[Stored data entries]
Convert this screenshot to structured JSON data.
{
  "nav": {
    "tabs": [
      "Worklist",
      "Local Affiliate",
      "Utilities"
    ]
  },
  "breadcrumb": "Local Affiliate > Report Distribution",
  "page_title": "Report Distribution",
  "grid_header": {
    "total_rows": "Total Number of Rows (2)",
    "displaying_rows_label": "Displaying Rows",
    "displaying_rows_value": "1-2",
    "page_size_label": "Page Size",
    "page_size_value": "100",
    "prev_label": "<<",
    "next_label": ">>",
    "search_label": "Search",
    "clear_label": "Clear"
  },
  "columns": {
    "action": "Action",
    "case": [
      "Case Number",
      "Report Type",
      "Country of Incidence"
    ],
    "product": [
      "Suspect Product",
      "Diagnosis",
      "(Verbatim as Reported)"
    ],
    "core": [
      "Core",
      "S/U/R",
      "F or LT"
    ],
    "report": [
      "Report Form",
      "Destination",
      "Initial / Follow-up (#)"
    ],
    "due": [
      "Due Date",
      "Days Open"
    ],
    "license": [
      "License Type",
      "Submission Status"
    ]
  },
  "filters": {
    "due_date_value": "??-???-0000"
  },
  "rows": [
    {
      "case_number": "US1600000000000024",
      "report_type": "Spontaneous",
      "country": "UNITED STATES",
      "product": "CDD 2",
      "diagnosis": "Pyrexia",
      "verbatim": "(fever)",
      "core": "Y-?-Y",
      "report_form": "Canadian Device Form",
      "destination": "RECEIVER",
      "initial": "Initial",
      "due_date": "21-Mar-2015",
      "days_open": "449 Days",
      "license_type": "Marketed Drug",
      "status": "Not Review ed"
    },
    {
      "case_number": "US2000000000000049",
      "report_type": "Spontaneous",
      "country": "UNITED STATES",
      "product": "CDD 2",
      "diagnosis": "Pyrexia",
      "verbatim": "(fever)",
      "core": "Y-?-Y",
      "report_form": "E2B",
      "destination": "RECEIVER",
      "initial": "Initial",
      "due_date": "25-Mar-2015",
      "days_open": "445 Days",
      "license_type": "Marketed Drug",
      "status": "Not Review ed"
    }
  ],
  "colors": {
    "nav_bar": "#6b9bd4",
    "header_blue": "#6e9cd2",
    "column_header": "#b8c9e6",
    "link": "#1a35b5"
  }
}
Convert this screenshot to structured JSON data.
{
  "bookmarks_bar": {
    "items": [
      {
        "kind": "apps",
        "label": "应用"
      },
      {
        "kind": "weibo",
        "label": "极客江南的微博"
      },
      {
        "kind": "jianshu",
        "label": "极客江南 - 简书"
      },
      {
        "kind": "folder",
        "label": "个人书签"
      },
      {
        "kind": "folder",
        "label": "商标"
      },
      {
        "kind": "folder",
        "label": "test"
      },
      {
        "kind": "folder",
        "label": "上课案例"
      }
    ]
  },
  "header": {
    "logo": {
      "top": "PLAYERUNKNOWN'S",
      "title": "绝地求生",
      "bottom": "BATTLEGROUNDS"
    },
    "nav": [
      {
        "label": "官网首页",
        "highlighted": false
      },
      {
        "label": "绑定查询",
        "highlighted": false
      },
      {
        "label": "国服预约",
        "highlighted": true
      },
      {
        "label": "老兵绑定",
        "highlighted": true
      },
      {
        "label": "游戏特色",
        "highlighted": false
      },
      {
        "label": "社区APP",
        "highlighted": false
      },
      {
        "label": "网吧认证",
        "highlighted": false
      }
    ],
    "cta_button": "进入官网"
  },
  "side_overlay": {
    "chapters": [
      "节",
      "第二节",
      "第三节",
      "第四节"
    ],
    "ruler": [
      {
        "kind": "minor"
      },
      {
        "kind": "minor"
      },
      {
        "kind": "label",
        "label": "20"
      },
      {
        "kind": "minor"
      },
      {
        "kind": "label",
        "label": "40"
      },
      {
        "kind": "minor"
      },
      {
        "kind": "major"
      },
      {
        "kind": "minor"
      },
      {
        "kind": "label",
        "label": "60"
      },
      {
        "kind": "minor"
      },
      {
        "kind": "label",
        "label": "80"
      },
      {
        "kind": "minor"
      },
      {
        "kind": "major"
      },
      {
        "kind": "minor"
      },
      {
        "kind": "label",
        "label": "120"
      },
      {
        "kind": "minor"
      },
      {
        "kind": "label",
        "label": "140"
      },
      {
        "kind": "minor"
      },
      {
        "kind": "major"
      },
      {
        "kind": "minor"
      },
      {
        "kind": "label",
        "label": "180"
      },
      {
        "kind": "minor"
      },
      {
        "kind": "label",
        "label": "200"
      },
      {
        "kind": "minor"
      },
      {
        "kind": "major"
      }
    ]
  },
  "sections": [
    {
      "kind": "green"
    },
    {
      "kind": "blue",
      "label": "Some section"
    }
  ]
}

■ **What is required**: Every record shown above must be echoed exactly.

■ **Task answer**:
Convert this screenshot to structured JSON data.
{
  "nav": {
    "tabs": [
      "Worklist",
      "Local Affiliate",
      "Utilities"
    ]
  },
  "breadcrumb": "Local Affiliate > Report Distribution",
  "page_title": "Report Distribution",
  "grid_header": {
    "total_rows": "Total Number of Rows (2)",
    "displaying_rows_label": "Displaying Rows",
    "displaying_rows_value": "1-2",
    "page_size_label": "Page Size",
    "page_size_value": "100",
    "prev_label": "<<",
    "next_label": ">>",
    "search_label": "Search",
    "clear_label": "Clear"
  },
  "columns": {
    "action": "Action",
    "case": [
      "Case Number",
      "Report Type",
      "Country of Incidence"
    ],
    "product": [
      "Suspect Product",
      "Diagnosis",
      "(Verbatim as Reported)"
    ],
    "core": [
      "Core",
      "S/U/R",
      "F or LT"
    ],
    "report": [
      "Report Form",
      "Destination",
      "Initial / Follow-up (#)"
    ],
    "due": [
      "Due Date",
      "Days Open"
    ],
    "license": [
      "License Type",
      "Submission Status"
    ]
  },
  "filters": {
    "due_date_value": "??-???-0000"
  },
  "rows": [
    {
      "case_number": "US1600000000000024",
      "report_type": "Spontaneous",
      "country": "UNITED STATES",
      "product": "CDD 2",
      "diagnosis": "Pyrexia",
      "verbatim": "(fever)",
      "core": "Y-?-Y",
      "report_form": "Canadian Device Form",
      "destination": "RECEIVER",
      "initial": "Initial",
      "due_date": "21-Mar-2015",
      "days_open": "449 Days",
      "license_type": "Marketed Drug",
      "status": "Not Review ed"
    },
    {
      "case_number": "US2000000000000049",
      "report_type": "Spontaneous",
      "country": "UNITED STATES",
      "product": "CDD 2",
      "diagnosis": "Pyrexia",
      "verbatim": "(fever)",
      "core": "Y-?-Y",
      "report_form": "E2B",
      "destination": "RECEIVER",
      "initial": "Initial",
      "due_date": "25-Mar-2015",
      "days_open": "445 Days",
      "license_type": "Marketed Drug",
      "status": "Not Review ed"
    }
  ],
  "colors": {
    "nav_bar": "#6b9bd4",
    "header_blue": "#6e9cd2",
    "column_header": "#b8c9e6",
    "link": "#1a35b5"
  }
}
Convert this screenshot to structured JSON data.
{
  "bookmarks_bar": {
    "items": [
      {
        "kind": "apps",
        "label": "应用"
      },
      {
        "kind": "weibo",
        "label": "极客江南的微博"
      },
      {
        "kind": "jianshu",
        "label": "极客江南 - 简书"
      },
      {
        "kind": "folder",
        "label": "个人书签"
      },
      {
        "kind": "folder",
        "label": "商标"
      },
      {
        "kind": "folder",
        "label": "test"
      },
      {
        "kind": "folder",
        "label": "上课案例"
      }
    ]
  },
  "header": {
    "logo": {
      "top": "PLAYERUNKNOWN'S",
      "title": "绝地求生",
      "bottom": "BATTLEGROUNDS"
    },
    "nav": [
      {
        "label": "官网首页",
        "highlighted": false
      },
      {
        "label": "绑定查询",
        "highlighted": false
      },
      {
        "label": "国服预约",
        "highlighted": true
      },
      {
        "label": "老兵绑定",
        "highlighted": true
      },
      {
        "label": "游戏特色",
        "highlighted": false
      },
      {
        "label": "社区APP",
        "highlighted": false
      },
      {
        "label": "网吧认证",
        "highlighted": false
      }
    ],
    "cta_button": "进入官网"
  },
  "side_overlay": {
    "chapters": [
      "节",
      "第二节",
      "第三节",
      "第四节"
    ],
    "ruler": [
      {
        "kind": "minor"
      },
      {
        "kind": "minor"
      },
      {
        "kind": "label",
        "label": "20"
      },
      {
        "kind": "minor"
      },
      {
        "kind": "label",
        "label": "40"
      },
      {
        "kind": "minor"
      },
      {
        "kind": "major"
      },
      {
        "kind": "minor"
      },
      {
        "kind": "label",
        "label": "60"
      },
      {
        "kind": "minor"
      },
      {
        "kind": "label",
        "label": "80"
      },
      {
        "kind": "minor"
      },
      {
        "kind": "major"
      },
      {
        "kind": "minor"
      },
      {
        "kind": "label",
        "label": "120"
      },
      {
        "kind": "minor"
      },
      {
        "kind": "label",
        "label": "140"
      },
      {
        "kind": "minor"
      },
      {
        "kind": "major"
      },
      {
        "kind": "minor"
      },
      {
        "kind": "label",
        "label": "180"
      },
      {
        "kind": "minor"
      },
      {
        "kind": "label",
        "label": "200"
      },
      {
        "kind": "minor"
      },
      {
        "kind": "major"
      }
    ]
  },
  "sections": [
    {
      "kind": "green"
    },
    {
      "kind": "blue",
      "label": "Some section"
    }
  ]
}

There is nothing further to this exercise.